__What this task involves__:
Rename "Nursing Priority" to "Care Priority" in the records below, starting with the line that contains "promo-subline-2: plans of" and going on through the line that contains "section-list-item[interactable]: Nursing Priority No. 3.". Return only those lines, with nothing else changed.

__Data to process__:
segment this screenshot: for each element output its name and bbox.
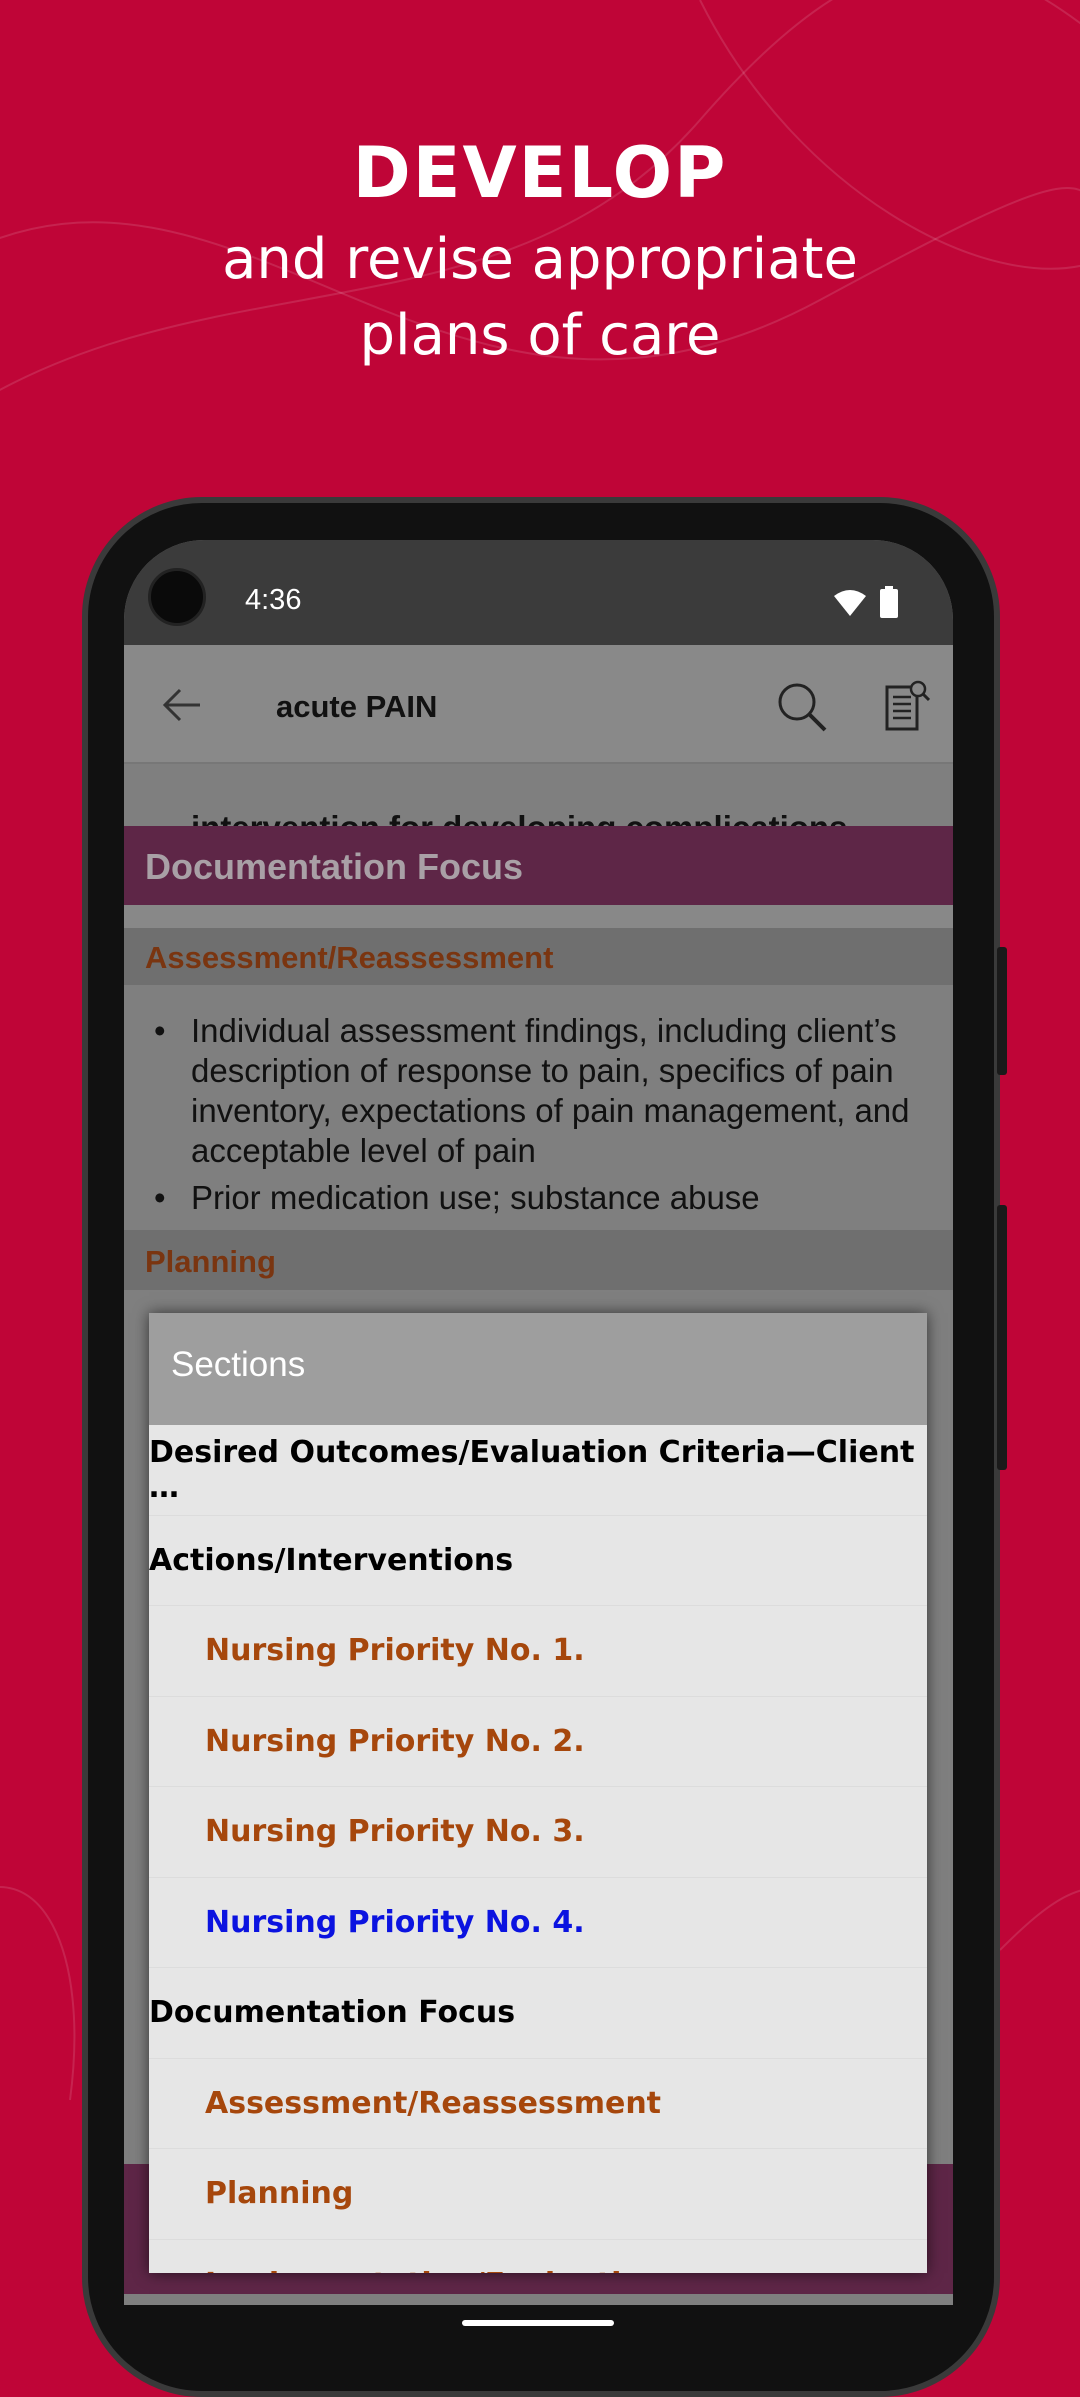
promo-subline-2: plans of care bbox=[359, 303, 721, 368]
app-bar: acute PAIN bbox=[124, 645, 953, 764]
promo-headline: DEVELOP bbox=[352, 132, 728, 214]
section-list-item[interactable]: Desired Outcomes/Evaluation Criteria—Cli… bbox=[149, 1425, 927, 1516]
section-list-item[interactable]: Nursing Priority No. 1. bbox=[149, 1606, 927, 1697]
section-list-item[interactable]: Nursing Priority No. 3. bbox=[149, 1787, 927, 1878]
dialog-title: Sections bbox=[149, 1313, 927, 1425]
bullet-line: Prior medication use; substance abuse bbox=[191, 1179, 760, 1216]
bullet-line: inventory, expectations of pain manageme… bbox=[191, 1092, 910, 1129]
section-list-item[interactable]: Nursing Priority No. 4. bbox=[149, 1878, 927, 1968]
battery-icon bbox=[880, 586, 898, 618]
bullet-line: description of response to pain, specifi… bbox=[191, 1052, 894, 1089]
sections-dialog: Sections Desired Outcomes/Evaluation Cri… bbox=[149, 1313, 927, 2273]
section-list-item[interactable]: Nursing Priority No. 2. bbox=[149, 1697, 927, 1787]
back-arrow-icon[interactable] bbox=[162, 687, 202, 723]
section-list-item[interactable]: Documentation Focus bbox=[149, 1968, 927, 2059]
home-indicator[interactable] bbox=[462, 2320, 614, 2326]
power-button bbox=[997, 1205, 1007, 1470]
subsection-title: Assessment/Reassessment bbox=[145, 940, 554, 975]
document-search-icon[interactable] bbox=[884, 679, 930, 733]
wifi-icon bbox=[834, 590, 866, 616]
section-header: Documentation Focus bbox=[124, 826, 953, 905]
bullet-line: acceptable level of pain bbox=[191, 1132, 536, 1169]
spacer bbox=[124, 905, 953, 928]
subsection-header: Assessment/Reassessment bbox=[124, 928, 953, 985]
search-icon[interactable] bbox=[776, 681, 828, 733]
bullet-line: Individual assessment findings, includin… bbox=[191, 1012, 897, 1049]
section-list-item[interactable]: Implementation/Evaluation bbox=[149, 2240, 927, 2273]
status-time: 4:36 bbox=[245, 584, 302, 616]
section-list-item[interactable]: Planning bbox=[149, 2149, 927, 2240]
app-title: acute PAIN bbox=[276, 689, 438, 724]
section-list-item[interactable]: Actions/Interventions bbox=[149, 1516, 927, 1606]
section-title: Documentation Focus bbox=[145, 846, 524, 887]
subsection-title: Planning bbox=[145, 1244, 276, 1279]
promo-subline: and revise appropriate plans of care bbox=[0, 222, 1080, 374]
section-list-item[interactable]: Assessment/Reassessment bbox=[149, 2059, 927, 2149]
camera-cutout bbox=[148, 568, 206, 626]
status-bar: 4:36 bbox=[124, 540, 953, 645]
volume-button bbox=[997, 947, 1007, 1075]
subsection-header: Planning bbox=[124, 1230, 953, 1290]
promo-subline-1: and revise appropriate bbox=[222, 227, 858, 292]
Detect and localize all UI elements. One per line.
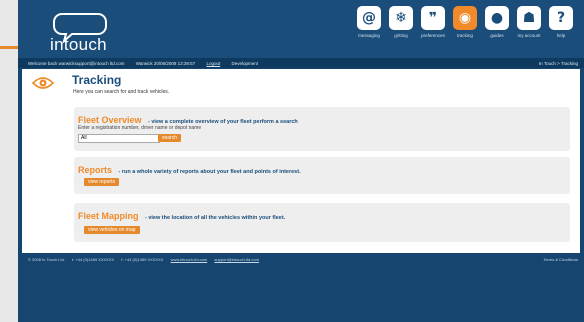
section-title: Reports	[78, 165, 113, 175]
drop-icon: ●	[485, 6, 509, 30]
section-title: Fleet Mapping	[78, 211, 139, 221]
snowflake-icon: ❄	[389, 6, 413, 30]
terms-link[interactable]: Terms & Conditions	[543, 257, 578, 262]
fleet-overview-section: Fleet Overview - view a complete overvie…	[74, 107, 570, 151]
nav-label: help	[556, 33, 566, 38]
breadcrumb[interactable]: In Touch > Tracking	[539, 61, 578, 66]
fax-text: f: +44 (0)1489 XXXXXX	[121, 257, 164, 262]
logout-link[interactable]: Logout	[206, 61, 220, 66]
status-bar: Welcome back warwicksupport@intouch ltd.…	[18, 58, 584, 68]
phone-text: t: +44 (0)1489 XXXXXX	[72, 257, 115, 262]
development-link[interactable]: Development	[231, 61, 258, 66]
nav-label: tracking	[457, 33, 473, 38]
footer: © 2008 In Touch Ltd. t: +44 (0)1489 XXXX…	[18, 256, 584, 264]
section-desc: - view the location of all the vehicles …	[144, 215, 286, 221]
header: intouch @ messaging ❄ gritting ❞ prefere…	[18, 0, 584, 58]
reports-section: Reports - run a whole variety of reports…	[74, 157, 570, 194]
section-desc: - run a whole variety of reports about y…	[118, 169, 301, 175]
eye-icon: ◉	[453, 6, 477, 30]
view-reports-button[interactable]: view reports	[84, 178, 119, 186]
nav-help[interactable]: ? help	[546, 6, 576, 38]
email-link[interactable]: support@intouch-ltd.com	[214, 257, 259, 262]
copyright-text: © 2008 In Touch Ltd.	[28, 257, 65, 262]
nav-gritting[interactable]: ❄ gritting	[386, 6, 416, 38]
page-title: Tracking	[72, 73, 122, 87]
logo[interactable]: intouch	[32, 10, 122, 54]
website-link[interactable]: www.intouch-ltd.com	[171, 257, 208, 262]
section-title: Fleet Overview	[78, 115, 142, 125]
welcome-text: Welcome back warwicksupport@intouch ltd.…	[28, 60, 125, 66]
view-map-button[interactable]: view vehicles on map	[84, 226, 140, 234]
quote-icon: ❞	[421, 6, 445, 30]
nav-label: preferences	[421, 33, 445, 38]
search-input[interactable]: All	[78, 134, 160, 143]
search-hint: Enter a registration number, driver name…	[78, 125, 202, 131]
datetime-text: Warwick 20/06/2008 13:39:57	[135, 60, 196, 66]
logo-text: intouch	[50, 35, 107, 54]
user-icon: ☗	[517, 6, 541, 30]
search-button[interactable]: search	[158, 134, 182, 142]
nav-guides[interactable]: ● guides	[482, 6, 512, 38]
tracking-eye-icon	[32, 77, 54, 89]
accent-bar	[0, 46, 18, 49]
nav-label: messaging	[358, 33, 380, 38]
nav-label: guides	[490, 33, 504, 38]
nav-tracking[interactable]: ◉ tracking	[450, 6, 480, 38]
question-icon: ?	[549, 6, 573, 30]
app-frame: intouch @ messaging ❄ gritting ❞ prefere…	[0, 0, 584, 322]
nav-my-account[interactable]: ☗ my account	[514, 6, 544, 38]
nav-label: my account	[517, 33, 541, 38]
main-nav: @ messaging ❄ gritting ❞ preferences ◉ t…	[354, 6, 576, 38]
nav-messaging[interactable]: @ messaging	[354, 6, 384, 38]
nav-label: gritting	[394, 33, 408, 38]
page-subtitle: Here you can search for and track vehicl…	[73, 89, 170, 95]
main-content: Tracking Here you can search for and tra…	[22, 69, 580, 253]
fleet-mapping-section: Fleet Mapping - view the location of all…	[74, 203, 570, 242]
nav-preferences[interactable]: ❞ preferences	[418, 6, 448, 38]
at-icon: @	[357, 6, 381, 30]
bottom-panel	[18, 266, 584, 322]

__Output of the exercise__:
promo-subline-2: plans of care bbox=[359, 303, 721, 368]
app-bar: acute PAIN bbox=[124, 645, 953, 764]
promo-headline: DEVELOP bbox=[352, 132, 728, 214]
section-list-item[interactable]: Desired Outcomes/Evaluation Criteria—Cli… bbox=[149, 1425, 927, 1516]
section-list-item[interactable]: Care Priority No. 1. bbox=[149, 1606, 927, 1697]
section-list-item[interactable]: Care Priority No. 3. bbox=[149, 1787, 927, 1878]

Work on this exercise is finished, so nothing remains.